From the entries below, please gather each line containing the string "introducing".
**********
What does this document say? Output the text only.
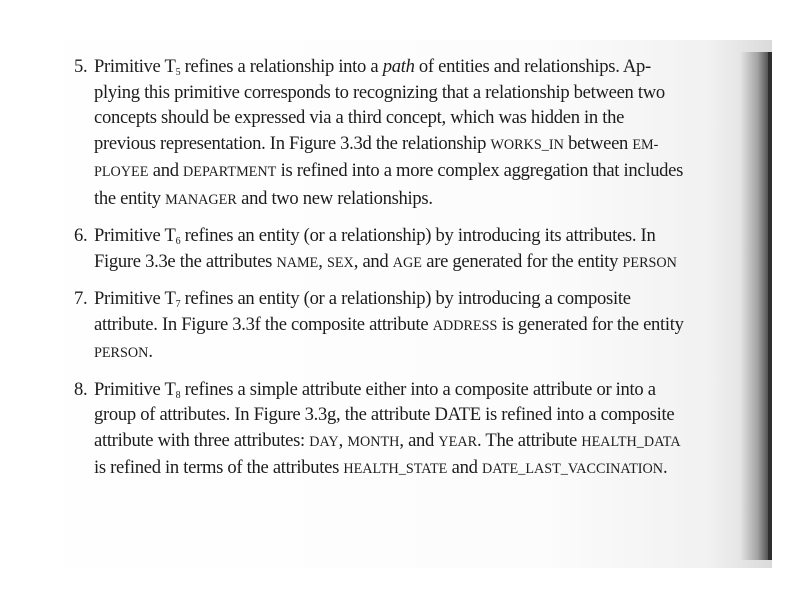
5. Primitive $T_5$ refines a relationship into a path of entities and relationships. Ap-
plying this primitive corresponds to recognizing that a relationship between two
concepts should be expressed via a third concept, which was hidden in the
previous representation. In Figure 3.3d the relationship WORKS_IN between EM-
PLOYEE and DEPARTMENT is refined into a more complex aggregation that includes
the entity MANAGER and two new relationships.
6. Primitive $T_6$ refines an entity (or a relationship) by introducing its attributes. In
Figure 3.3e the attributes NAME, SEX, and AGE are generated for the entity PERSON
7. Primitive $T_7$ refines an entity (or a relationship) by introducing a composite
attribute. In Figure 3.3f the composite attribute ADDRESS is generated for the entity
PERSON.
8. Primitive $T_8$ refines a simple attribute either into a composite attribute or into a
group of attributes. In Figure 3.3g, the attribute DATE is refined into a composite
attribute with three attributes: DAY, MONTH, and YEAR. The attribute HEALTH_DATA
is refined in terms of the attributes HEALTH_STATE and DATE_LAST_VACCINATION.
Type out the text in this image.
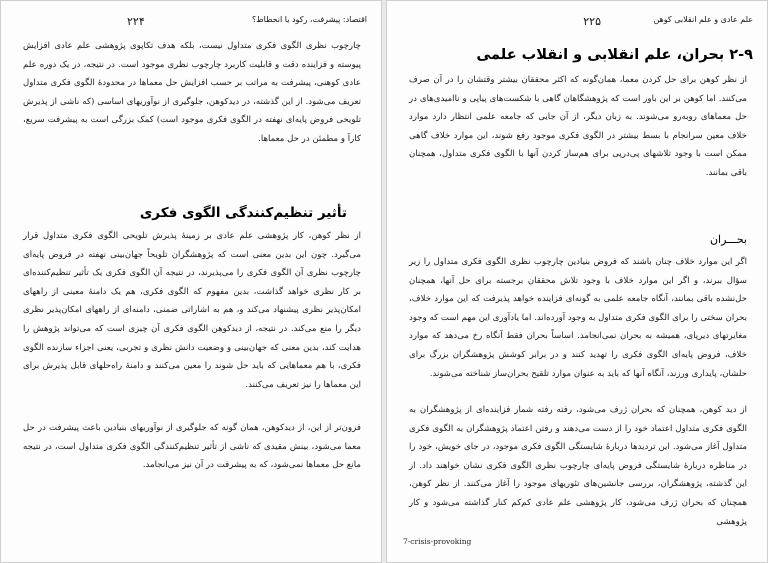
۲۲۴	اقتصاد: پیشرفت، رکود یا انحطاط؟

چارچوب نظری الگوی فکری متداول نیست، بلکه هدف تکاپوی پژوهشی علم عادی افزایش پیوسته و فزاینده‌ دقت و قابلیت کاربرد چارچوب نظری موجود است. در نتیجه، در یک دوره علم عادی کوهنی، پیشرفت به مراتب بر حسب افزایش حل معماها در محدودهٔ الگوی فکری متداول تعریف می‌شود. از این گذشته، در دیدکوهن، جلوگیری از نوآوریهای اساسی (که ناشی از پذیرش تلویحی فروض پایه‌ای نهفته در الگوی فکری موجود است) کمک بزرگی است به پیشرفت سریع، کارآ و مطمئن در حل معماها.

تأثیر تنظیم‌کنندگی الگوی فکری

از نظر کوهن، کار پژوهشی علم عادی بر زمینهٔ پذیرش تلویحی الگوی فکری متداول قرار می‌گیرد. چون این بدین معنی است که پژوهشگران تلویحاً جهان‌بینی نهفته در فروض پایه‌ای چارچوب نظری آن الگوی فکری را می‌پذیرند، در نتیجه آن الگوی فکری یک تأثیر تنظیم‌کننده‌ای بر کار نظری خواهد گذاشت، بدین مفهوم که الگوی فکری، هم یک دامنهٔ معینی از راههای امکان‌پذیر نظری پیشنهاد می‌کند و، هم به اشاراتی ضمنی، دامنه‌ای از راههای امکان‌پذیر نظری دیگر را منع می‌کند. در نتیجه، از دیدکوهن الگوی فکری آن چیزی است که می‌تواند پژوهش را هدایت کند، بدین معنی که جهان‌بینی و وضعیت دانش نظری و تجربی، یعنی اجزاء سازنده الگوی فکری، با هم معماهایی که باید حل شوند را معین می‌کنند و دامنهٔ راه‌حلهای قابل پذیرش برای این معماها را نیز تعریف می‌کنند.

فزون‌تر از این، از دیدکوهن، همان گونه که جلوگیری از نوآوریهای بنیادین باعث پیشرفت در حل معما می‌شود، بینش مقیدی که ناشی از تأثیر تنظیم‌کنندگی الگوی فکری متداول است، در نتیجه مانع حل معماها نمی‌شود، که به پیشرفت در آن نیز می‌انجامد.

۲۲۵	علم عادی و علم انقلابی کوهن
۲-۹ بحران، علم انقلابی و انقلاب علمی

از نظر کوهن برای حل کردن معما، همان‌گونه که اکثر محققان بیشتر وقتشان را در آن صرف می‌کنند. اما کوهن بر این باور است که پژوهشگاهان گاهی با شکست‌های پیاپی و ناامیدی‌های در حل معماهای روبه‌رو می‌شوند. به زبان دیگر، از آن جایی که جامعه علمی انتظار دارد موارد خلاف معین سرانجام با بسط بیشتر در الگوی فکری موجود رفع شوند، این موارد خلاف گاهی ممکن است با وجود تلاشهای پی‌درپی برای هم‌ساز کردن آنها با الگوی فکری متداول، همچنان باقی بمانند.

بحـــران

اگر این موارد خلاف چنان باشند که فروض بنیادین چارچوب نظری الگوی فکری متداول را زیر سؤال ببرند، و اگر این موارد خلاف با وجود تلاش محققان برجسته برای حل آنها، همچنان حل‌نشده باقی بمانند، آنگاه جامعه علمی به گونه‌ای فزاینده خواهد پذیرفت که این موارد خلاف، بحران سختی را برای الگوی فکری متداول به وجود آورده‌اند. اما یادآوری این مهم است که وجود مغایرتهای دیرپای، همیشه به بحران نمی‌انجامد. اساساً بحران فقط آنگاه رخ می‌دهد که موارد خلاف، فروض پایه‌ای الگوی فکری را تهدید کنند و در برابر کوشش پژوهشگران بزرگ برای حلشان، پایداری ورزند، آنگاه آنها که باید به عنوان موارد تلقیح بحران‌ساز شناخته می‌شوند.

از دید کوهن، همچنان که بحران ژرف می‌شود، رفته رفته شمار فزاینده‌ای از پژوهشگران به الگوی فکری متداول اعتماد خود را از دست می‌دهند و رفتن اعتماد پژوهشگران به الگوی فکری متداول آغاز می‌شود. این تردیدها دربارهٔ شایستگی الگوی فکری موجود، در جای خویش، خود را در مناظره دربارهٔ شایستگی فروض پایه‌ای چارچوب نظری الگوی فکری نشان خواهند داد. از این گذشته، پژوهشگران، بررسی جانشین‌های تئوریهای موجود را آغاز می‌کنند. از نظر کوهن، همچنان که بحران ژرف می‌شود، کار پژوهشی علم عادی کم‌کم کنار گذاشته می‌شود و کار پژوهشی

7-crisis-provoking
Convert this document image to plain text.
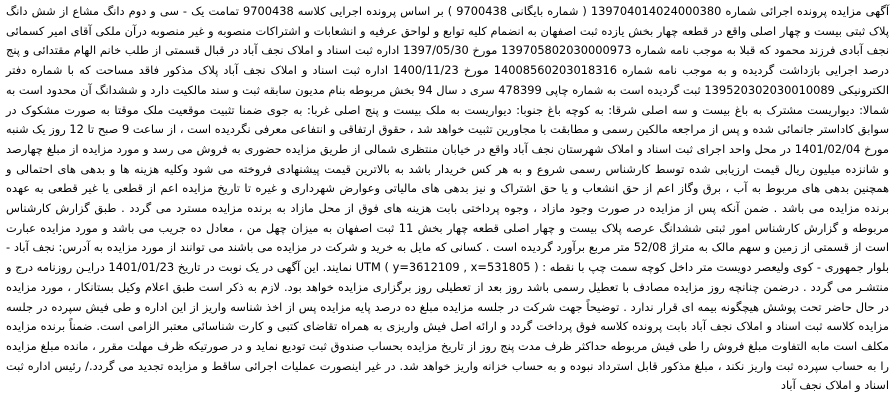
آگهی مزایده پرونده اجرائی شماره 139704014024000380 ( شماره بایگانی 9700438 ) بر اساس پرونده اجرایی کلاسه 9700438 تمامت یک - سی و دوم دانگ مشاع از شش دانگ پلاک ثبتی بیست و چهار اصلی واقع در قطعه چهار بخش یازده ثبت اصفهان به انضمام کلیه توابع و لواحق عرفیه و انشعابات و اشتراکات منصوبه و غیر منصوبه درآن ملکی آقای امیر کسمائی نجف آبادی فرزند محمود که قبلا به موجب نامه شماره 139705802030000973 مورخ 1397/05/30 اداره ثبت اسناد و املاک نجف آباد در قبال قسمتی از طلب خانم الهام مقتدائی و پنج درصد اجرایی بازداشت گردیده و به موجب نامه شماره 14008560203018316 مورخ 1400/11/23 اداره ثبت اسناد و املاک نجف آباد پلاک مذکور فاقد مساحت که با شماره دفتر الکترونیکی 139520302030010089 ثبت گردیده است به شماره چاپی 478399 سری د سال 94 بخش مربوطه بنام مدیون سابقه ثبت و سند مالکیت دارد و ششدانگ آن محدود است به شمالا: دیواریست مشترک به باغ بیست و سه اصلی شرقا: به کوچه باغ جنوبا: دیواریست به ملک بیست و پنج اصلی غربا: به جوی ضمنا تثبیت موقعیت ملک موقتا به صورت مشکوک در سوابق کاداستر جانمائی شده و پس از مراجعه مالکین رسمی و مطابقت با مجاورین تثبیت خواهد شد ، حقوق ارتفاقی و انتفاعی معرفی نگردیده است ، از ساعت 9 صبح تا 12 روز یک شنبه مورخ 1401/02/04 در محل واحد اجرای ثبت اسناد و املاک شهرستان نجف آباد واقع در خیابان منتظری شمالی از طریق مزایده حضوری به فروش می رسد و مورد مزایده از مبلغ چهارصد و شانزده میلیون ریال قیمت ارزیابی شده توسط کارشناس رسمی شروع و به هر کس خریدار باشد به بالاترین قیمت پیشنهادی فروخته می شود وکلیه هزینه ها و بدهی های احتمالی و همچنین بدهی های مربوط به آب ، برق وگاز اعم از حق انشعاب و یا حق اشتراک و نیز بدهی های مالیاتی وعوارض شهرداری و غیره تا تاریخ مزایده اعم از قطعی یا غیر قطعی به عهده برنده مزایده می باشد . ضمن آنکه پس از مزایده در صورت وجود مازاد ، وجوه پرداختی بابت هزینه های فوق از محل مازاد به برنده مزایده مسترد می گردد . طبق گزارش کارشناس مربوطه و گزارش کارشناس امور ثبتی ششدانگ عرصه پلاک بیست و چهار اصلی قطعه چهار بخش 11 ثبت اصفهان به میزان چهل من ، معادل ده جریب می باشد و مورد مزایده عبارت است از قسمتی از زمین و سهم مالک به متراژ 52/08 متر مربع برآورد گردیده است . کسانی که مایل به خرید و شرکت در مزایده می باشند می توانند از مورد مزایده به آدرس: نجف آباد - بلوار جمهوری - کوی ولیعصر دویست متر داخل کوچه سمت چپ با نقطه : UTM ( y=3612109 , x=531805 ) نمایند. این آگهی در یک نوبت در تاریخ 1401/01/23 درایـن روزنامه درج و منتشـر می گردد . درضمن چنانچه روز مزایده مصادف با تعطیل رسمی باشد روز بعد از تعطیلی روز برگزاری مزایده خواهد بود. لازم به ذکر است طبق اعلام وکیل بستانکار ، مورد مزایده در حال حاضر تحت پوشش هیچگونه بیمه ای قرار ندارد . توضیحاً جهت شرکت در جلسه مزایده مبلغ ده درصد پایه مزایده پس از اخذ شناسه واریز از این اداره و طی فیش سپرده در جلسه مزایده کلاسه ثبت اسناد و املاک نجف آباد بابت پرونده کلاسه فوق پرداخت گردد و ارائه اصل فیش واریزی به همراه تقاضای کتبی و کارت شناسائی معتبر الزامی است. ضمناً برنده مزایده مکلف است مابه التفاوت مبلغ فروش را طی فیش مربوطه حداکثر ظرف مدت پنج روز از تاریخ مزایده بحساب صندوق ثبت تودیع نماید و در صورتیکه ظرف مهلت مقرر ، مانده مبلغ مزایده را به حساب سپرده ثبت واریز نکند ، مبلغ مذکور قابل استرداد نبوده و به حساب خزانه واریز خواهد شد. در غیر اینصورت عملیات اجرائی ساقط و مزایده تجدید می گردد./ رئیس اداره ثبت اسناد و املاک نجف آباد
**********
§ RESULT OF THIS TASK
6. Primitive $T_6$ refines an entity (or a relationship) by introducing its attributes. In
7. Primitive $T_7$ refines an entity (or a relationship) by introducing a composite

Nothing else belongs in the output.